- _Given request_
Using the listing below, please gather every line containing the word "color".

________

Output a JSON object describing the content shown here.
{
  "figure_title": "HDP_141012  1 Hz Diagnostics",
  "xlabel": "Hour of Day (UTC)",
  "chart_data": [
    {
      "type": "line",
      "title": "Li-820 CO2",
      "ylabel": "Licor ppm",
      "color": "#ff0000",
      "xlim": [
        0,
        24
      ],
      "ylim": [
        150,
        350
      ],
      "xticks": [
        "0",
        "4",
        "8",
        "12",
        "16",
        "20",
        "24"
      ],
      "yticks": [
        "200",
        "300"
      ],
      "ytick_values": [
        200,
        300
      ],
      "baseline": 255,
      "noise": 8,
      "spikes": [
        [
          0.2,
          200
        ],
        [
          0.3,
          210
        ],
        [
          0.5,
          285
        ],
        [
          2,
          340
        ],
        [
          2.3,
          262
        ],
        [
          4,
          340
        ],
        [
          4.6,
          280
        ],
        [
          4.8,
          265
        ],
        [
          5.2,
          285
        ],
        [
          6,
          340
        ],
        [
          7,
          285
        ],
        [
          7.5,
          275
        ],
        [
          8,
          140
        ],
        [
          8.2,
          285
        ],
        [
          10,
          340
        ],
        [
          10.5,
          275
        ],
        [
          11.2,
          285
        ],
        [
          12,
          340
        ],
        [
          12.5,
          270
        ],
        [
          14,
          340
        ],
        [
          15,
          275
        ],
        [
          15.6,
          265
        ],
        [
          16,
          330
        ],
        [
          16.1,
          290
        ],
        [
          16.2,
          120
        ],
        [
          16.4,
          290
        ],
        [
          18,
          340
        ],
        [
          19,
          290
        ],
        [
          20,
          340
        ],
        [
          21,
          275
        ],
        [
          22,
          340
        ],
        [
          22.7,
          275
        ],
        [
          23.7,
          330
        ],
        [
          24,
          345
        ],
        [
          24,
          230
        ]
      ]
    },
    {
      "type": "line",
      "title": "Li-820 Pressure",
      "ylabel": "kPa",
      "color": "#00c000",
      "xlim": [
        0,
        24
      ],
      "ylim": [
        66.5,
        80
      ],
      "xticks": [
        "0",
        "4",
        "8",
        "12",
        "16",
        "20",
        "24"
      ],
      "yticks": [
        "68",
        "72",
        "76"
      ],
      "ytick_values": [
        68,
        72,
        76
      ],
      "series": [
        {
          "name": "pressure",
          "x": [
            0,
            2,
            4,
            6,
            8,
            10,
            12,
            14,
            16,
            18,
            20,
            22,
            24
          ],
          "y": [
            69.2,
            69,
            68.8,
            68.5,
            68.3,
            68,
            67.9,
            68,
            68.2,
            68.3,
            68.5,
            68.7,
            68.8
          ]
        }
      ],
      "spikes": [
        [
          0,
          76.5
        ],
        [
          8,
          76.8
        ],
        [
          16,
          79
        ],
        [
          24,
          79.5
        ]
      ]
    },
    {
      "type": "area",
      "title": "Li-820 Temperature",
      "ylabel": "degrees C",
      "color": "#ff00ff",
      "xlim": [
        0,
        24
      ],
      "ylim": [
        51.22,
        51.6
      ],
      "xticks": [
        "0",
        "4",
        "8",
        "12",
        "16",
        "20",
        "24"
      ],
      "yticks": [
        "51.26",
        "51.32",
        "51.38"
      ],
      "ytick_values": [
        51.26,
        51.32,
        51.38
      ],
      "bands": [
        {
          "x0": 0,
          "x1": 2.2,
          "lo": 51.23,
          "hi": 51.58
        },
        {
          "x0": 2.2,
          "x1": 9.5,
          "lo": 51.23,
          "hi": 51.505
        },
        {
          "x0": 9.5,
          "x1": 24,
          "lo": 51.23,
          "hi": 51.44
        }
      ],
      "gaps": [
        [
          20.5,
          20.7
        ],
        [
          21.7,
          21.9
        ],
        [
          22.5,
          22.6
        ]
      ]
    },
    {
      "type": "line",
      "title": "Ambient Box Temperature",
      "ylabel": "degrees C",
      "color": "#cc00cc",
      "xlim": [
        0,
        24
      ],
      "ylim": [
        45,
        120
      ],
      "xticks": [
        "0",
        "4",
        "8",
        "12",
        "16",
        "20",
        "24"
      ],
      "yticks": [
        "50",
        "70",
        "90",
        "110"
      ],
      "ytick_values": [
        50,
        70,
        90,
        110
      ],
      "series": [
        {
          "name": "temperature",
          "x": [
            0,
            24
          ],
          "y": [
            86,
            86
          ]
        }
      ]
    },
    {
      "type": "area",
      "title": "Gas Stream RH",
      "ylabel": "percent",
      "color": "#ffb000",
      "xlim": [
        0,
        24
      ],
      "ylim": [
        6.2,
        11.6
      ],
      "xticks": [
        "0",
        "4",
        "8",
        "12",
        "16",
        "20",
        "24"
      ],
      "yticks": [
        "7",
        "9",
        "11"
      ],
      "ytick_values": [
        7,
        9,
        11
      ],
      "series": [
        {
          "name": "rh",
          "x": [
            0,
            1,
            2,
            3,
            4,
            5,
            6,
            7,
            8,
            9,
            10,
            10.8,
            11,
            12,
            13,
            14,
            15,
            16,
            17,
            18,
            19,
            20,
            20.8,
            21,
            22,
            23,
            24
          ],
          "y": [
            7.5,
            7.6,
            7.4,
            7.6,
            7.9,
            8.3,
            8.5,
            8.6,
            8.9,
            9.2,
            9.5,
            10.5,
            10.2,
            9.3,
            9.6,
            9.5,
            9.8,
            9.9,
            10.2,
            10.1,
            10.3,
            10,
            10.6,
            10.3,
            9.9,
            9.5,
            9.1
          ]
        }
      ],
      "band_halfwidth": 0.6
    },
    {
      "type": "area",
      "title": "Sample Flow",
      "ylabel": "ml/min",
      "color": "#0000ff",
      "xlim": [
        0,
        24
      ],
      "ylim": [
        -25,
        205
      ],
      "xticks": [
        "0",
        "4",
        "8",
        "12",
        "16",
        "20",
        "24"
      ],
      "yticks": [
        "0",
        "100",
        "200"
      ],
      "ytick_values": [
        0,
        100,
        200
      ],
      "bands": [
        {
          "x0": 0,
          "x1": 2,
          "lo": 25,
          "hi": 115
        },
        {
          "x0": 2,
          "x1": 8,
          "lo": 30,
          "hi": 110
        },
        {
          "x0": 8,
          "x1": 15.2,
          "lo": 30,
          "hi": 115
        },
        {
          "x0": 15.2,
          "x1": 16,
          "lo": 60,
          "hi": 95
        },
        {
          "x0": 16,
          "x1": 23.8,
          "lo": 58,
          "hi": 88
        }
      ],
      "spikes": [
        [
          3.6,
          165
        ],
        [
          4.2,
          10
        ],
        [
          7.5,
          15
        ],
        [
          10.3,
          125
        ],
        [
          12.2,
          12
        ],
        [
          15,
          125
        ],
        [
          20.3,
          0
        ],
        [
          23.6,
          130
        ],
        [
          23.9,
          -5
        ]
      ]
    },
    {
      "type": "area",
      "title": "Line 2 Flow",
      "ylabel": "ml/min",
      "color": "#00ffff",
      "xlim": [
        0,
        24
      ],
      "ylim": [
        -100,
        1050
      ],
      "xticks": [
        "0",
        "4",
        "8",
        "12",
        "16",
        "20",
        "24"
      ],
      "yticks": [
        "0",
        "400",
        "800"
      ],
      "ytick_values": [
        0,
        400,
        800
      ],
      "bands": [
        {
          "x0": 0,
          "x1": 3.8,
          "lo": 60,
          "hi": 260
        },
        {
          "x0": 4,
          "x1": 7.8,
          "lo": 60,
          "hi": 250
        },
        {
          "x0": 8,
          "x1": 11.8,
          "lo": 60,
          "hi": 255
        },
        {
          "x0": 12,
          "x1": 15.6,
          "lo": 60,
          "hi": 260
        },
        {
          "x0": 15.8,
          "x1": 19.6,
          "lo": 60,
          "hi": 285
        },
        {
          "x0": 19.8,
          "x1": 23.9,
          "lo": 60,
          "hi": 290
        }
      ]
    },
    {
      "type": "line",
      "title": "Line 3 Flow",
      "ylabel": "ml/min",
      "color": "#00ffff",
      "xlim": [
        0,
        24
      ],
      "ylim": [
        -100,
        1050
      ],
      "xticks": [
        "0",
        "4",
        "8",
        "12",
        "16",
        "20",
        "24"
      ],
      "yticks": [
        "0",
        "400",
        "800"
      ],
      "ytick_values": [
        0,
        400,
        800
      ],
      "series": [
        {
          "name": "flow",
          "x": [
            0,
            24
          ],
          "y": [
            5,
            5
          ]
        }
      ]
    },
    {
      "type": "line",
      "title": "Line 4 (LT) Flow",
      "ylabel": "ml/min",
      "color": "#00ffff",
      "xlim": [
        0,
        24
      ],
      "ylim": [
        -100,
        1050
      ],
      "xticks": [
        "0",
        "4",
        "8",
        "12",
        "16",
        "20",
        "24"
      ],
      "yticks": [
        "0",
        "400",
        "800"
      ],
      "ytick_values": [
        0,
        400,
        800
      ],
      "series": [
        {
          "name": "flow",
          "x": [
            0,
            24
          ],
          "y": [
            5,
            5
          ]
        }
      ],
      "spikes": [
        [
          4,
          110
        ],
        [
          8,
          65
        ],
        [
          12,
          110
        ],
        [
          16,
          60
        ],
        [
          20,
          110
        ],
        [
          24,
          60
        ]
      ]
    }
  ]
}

________

- _Complete response_
      "color": "#ff0000",
      "color": "#00c000",
      "color": "#ff00ff",
      "color": "#cc00cc",
      "color": "#ffb000",
      "color": "#0000ff",
      "color": "#00ffff",
      "color": "#00ffff",
      "color": "#00ffff",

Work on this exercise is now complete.